Recorded data:
★ ★ ★ ★ ★ ★ ★

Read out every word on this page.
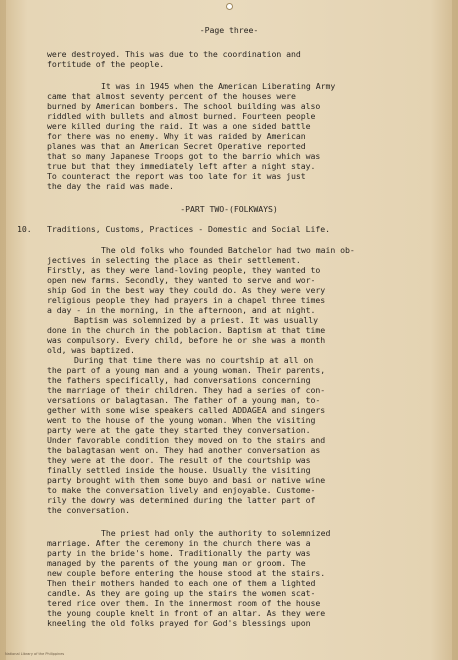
-Page three-
were destroyed. This was due to the coordination and
fortitude of the people.
It was in 1945 when the American Liberating Army
came that almost seventy percent of the houses were
burned by American bombers. The school building was also
riddled with bullets and almost burned. Fourteen people
were killed during the raid. It was a one sided battle
for there was no enemy. Why it was raided by American
planes was that an American Secret Operative reported
that so many Japanese Troops got to the barrio which was
true but that they immediately left after a night stay.
To counteract the report was too late for it was just
the day the raid was made.
-PART TWO-(FOLKWAYS)
10. Traditions, Customs, Practices - Domestic and Social Life.
The old folks who founded Batchelor had two main ob-
jectives in selecting the place as their settlement.
Firstly, as they were land-loving people, they wanted to
open new farms. Secondly, they wanted to serve and wor-
ship God in the best way they could do. As they were very
religious people they had prayers in a chapel three times
a day - in the morning, in the afternoon, and at night.
Baptism was solemnized by a priest. It was usually
done in the church in the poblacion. Baptism at that time
was compulsory. Every child, before he or she was a month
old, was baptized.
During that time there was no courtship at all on
the part of a young man and a young woman. Their parents,
the fathers specifically, had conversations concerning
the marriage of their children. They had a series of con-
versations or balagtasan. The father of a young man, to-
gether with some wise speakers called ADDAGEA and singers
went to the house of the young woman. When the visiting
party were at the gate they started they conversation.
Under favorable condition they moved on to the stairs and
the balagtasan went on. They had another conversation as
they were at the door. The result of the courtship was
finally settled inside the house. Usually the visiting
party brought with them some buyo and basi or native wine
to make the conversation lively and enjoyable. Custome-
rily the dowry was determined during the latter part of
the conversation.
The priest had only the authority to solemnized
marriage. After the ceremony in the church there was a
party in the bride's home. Traditionally the party was
managed by the parents of the young man or groom. The
new couple before entering the house stood at the stairs.
Then their mothers handed to each one of them a lighted
candle. As they are going up the stairs the women scat-
tered rice over them. In the innermost room of the house
the young couple knelt in front of an altar. As they were
kneeling the old folks prayed for God's blessings upon
National Library of the Philippines
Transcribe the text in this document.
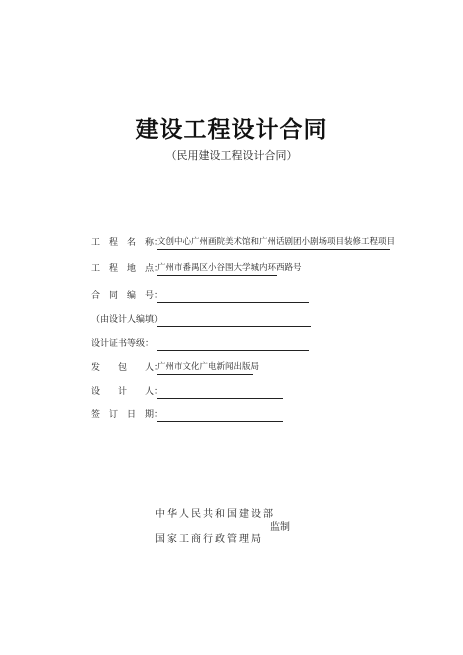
建设工程设计合同
（民用建设工程设计合同）
工　程　名　称：
文创中心广州画院美术馆和广州话剧团小剧场项目装修工程项目
工　程　地　点：
广州市番禺区小谷围大学城内环西路号　
合　同　编　号：
（由设计人编填）
设计证书等级：
发　　包　　人：
广州市文化广电新闻出版局
设　　计　　人：
签　订　日　期：
中华人民共和国建设部
监制
国家工商行政管理局
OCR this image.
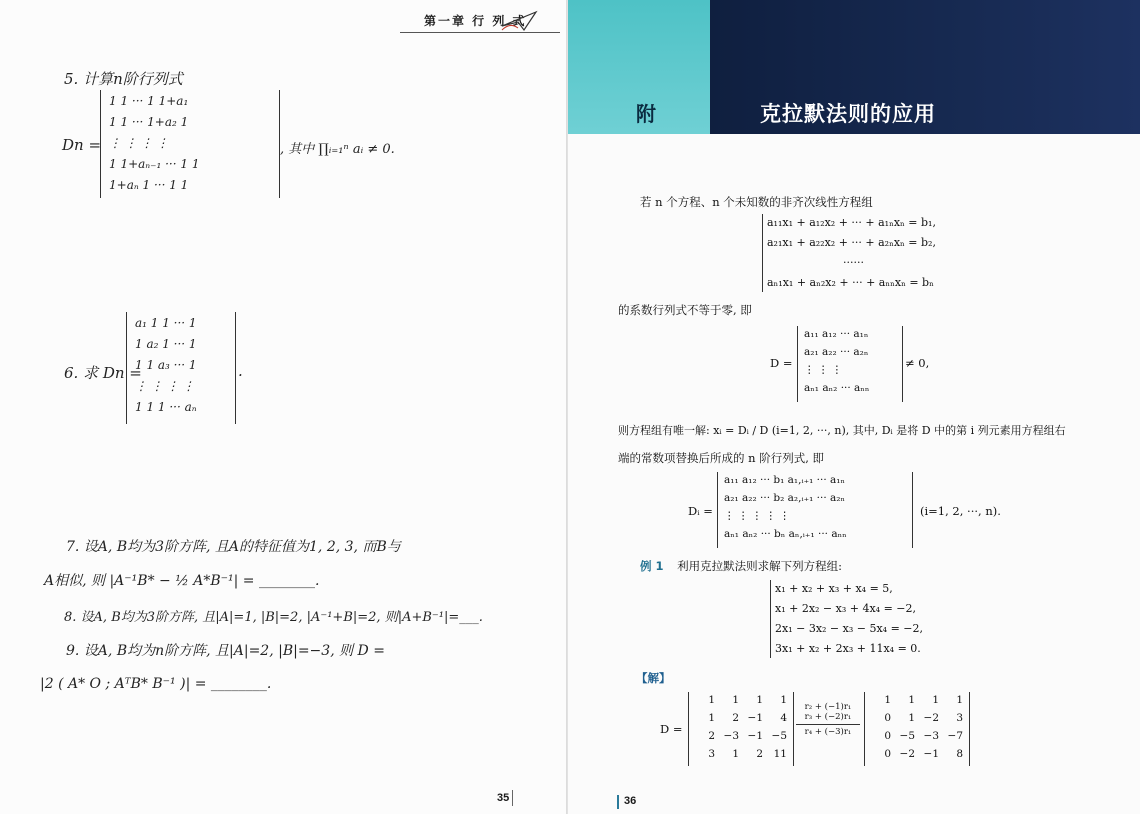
第一章 行 列 式
5. 计算n阶行列式
Dn =
1 1 ··· 1 1+a₁
1 1 ··· 1+a₂ 1
⋮ ⋮ ⋮ ⋮
1 1+aₙ₋₁ ··· 1 1
1+aₙ 1 ··· 1 1
, 其中 ∏ᵢ₌₁ⁿ aᵢ ≠ 0.
6. 求 Dn =
a₁ 1 1 ··· 1
1 a₂ 1 ··· 1
1 1 a₃ ··· 1
⋮ ⋮ ⋮ ⋮
1 1 1 ··· aₙ
.
7. 设A, B均为3阶方阵, 且A的特征值为1, 2, 3, 而B与
A相似, 则 |A⁻¹B* − ½ A*B⁻¹| = ________.
8. 设A, B均为3阶方阵, 且|A|=1, |B|=2, |A⁻¹+B|=2, 则|A+B⁻¹|=___.
9. 设A, B均为n阶方阵, 且|A|=2, |B|=−3, 则 D =
|2 ( A* O ; AᵀB* B⁻¹ )| = ________.
35
附	克拉默法则的应用
若 n 个方程、n 个未知数的非齐次线性方程组
a₁₁x₁ + a₁₂x₂ + ··· + a₁ₙxₙ = b₁,
a₂₁x₁ + a₂₂x₂ + ··· + a₂ₙxₙ = b₂,
······
aₙ₁x₁ + aₙ₂x₂ + ··· + aₙₙxₙ = bₙ
的系数行列式不等于零, 即
D =
a₁₁ a₁₂ ··· a₁ₙ
a₂₁ a₂₂ ··· a₂ₙ
⋮ ⋮ ⋮
aₙ₁ aₙ₂ ··· aₙₙ
≠ 0,
则方程组有唯一解: xᵢ = Dᵢ / D (i=1, 2, ···, n), 其中, Dᵢ 是将 D 中的第 i 列元素用方程组右
端的常数项替换后所成的 n 阶行列式, 即
Dᵢ =
a₁₁ a₁₂ ··· b₁ a₁,ᵢ₊₁ ··· a₁ₙ
a₂₁ a₂₂ ··· b₂ a₂,ᵢ₊₁ ··· a₂ₙ
⋮ ⋮ ⋮ ⋮ ⋮
aₙ₁ aₙ₂ ··· bₙ aₙ,ᵢ₊₁ ··· aₙₙ
(i=1, 2, ···, n).
例 1 利用克拉默法则求解下列方程组:
x₁ + x₂ + x₃ + x₄ = 5,
x₁ + 2x₂ − x₃ + 4x₄ = −2,
2x₁ − 3x₂ − x₃ − 5x₄ = −2,
3x₁ + x₂ + 2x₃ + 11x₄ = 0.
【解】
D =
1	1	1	1
1	2 −1	4
2 −3 −1 −5
3	1	2	11
r₂ + (−1)r₁
r₃ + (−2)r₁
r₄ + (−3)r₁
1	1	1	1
0	1 −2	3
0 −5 −3 −7
0 −2 −1	8
36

★ ★ ★ ★ ★ ★ ★

What to do: Write out each entry exactly as given, but skip the pictures.

Expected answer:
Read out every word on this page.
-Page three-
were destroyed. This was due to the coordination and
fortitude of the people.
It was in 1945 when the American Liberating Army
came that almost seventy percent of the houses were
burned by American bombers. The school building was also
riddled with bullets and almost burned. Fourteen people
were killed during the raid. It was a one sided battle
for there was no enemy. Why it was raided by American
planes was that an American Secret Operative reported
that so many Japanese Troops got to the barrio which was
true but that they immediately left after a night stay.
To counteract the report was too late for it was just
the day the raid was made.
-PART TWO-(FOLKWAYS)
10. Traditions, Customs, Practices - Domestic and Social Life.
The old folks who founded Batchelor had two main ob-
jectives in selecting the place as their settlement.
Firstly, as they were land-loving people, they wanted to
open new farms. Secondly, they wanted to serve and wor-
ship God in the best way they could do. As they were very
religious people they had prayers in a chapel three times
a day - in the morning, in the afternoon, and at night.
Baptism was solemnized by a priest. It was usually
done in the church in the poblacion. Baptism at that time
was compulsory. Every child, before he or she was a month
old, was baptized.
During that time there was no courtship at all on
the part of a young man and a young woman. Their parents,
the fathers specifically, had conversations concerning
the marriage of their children. They had a series of con-
versations or balagtasan. The father of a young man, to-
gether with some wise speakers called ADDAGEA and singers
went to the house of the young woman. When the visiting
party were at the gate they started they conversation.
Under favorable condition they moved on to the stairs and
the balagtasan went on. They had another conversation as
they were at the door. The result of the courtship was
finally settled inside the house. Usually the visiting
party brought with them some buyo and basi or native wine
to make the conversation lively and enjoyable. Custome-
rily the dowry was determined during the latter part of
the conversation.
The priest had only the authority to solemnized
marriage. After the ceremony in the church there was a
party in the bride's home. Traditionally the party was
managed by the parents of the young man or groom. The
new couple before entering the house stood at the stairs.
Then their mothers handed to each one of them a lighted
candle. As they are going up the stairs the women scat-
tered rice over them. In the innermost room of the house
the young couple knelt in front of an altar. As they were
kneeling the old folks prayed for God's blessings upon
National Library of the Philippines
Transcribe the text in this document.
建设工程设计合同
（民用建设工程设计合同）
工　程　名　称：
文创中心广州画院美术馆和广州话剧团小剧场项目装修工程项目
工　程　地　点：
广州市番禺区小谷围大学城内环西路号　
合　同　编　号：
（由设计人编填）
设计证书等级：
发　　包　　人：
广州市文化广电新闻出版局
设　　计　　人：
签　订　日　期：
中华人民共和国建设部
监制
国家工商行政管理局
OCR this image.
第一章 行 列 式
5. 计算n阶行列式
Dn =
1 1 ··· 1 1+a₁
1 1 ··· 1+a₂ 1
⋮ ⋮ ⋮ ⋮
1 1+aₙ₋₁ ··· 1 1
1+aₙ 1 ··· 1 1
, 其中 ∏ᵢ₌₁ⁿ aᵢ ≠ 0.
6. 求 Dn =
a₁ 1 1 ··· 1
1 a₂ 1 ··· 1
1 1 a₃ ··· 1
⋮ ⋮ ⋮ ⋮
1 1 1 ··· aₙ
.
7. 设A, B均为3阶方阵, 且A的特征值为1, 2, 3, 而B与
A相似, 则 |A⁻¹B* − ½ A*B⁻¹| = ________.
8. 设A, B均为3阶方阵, 且|A|=1, |B|=2, |A⁻¹+B|=2, 则|A+B⁻¹|=___.
9. 设A, B均为n阶方阵, 且|A|=2, |B|=−3, 则 D =
|2 ( A* O ; AᵀB* B⁻¹ )| = ________.
35
附	克拉默法则的应用
若 n 个方程、n 个未知数的非齐次线性方程组
a₁₁x₁ + a₁₂x₂ + ··· + a₁ₙxₙ = b₁,
a₂₁x₁ + a₂₂x₂ + ··· + a₂ₙxₙ = b₂,
······
aₙ₁x₁ + aₙ₂x₂ + ··· + aₙₙxₙ = bₙ
的系数行列式不等于零, 即
D =
a₁₁ a₁₂ ··· a₁ₙ
a₂₁ a₂₂ ··· a₂ₙ
⋮ ⋮ ⋮
aₙ₁ aₙ₂ ··· aₙₙ
≠ 0,
则方程组有唯一解: xᵢ = Dᵢ / D (i=1, 2, ···, n), 其中, Dᵢ 是将 D 中的第 i 列元素用方程组右
端的常数项替换后所成的 n 阶行列式, 即
Dᵢ =
a₁₁ a₁₂ ··· b₁ a₁,ᵢ₊₁ ··· a₁ₙ
a₂₁ a₂₂ ··· b₂ a₂,ᵢ₊₁ ··· a₂ₙ
⋮ ⋮ ⋮ ⋮ ⋮
aₙ₁ aₙ₂ ··· bₙ aₙ,ᵢ₊₁ ··· aₙₙ
(i=1, 2, ···, n).
例 1 利用克拉默法则求解下列方程组:
x₁ + x₂ + x₃ + x₄ = 5,
x₁ + 2x₂ − x₃ + 4x₄ = −2,
2x₁ − 3x₂ − x₃ − 5x₄ = −2,
3x₁ + x₂ + 2x₃ + 11x₄ = 0.
【解】
D =
1	1	1	1
1	2 −1	4
2 −3 −1 −5
3	1	2	11
r₂ + (−1)r₁
r₃ + (−2)r₁
r₄ + (−3)r₁
1	1	1	1
0	1 −2	3
0 −5 −3 −7
0 −2 −1	8
36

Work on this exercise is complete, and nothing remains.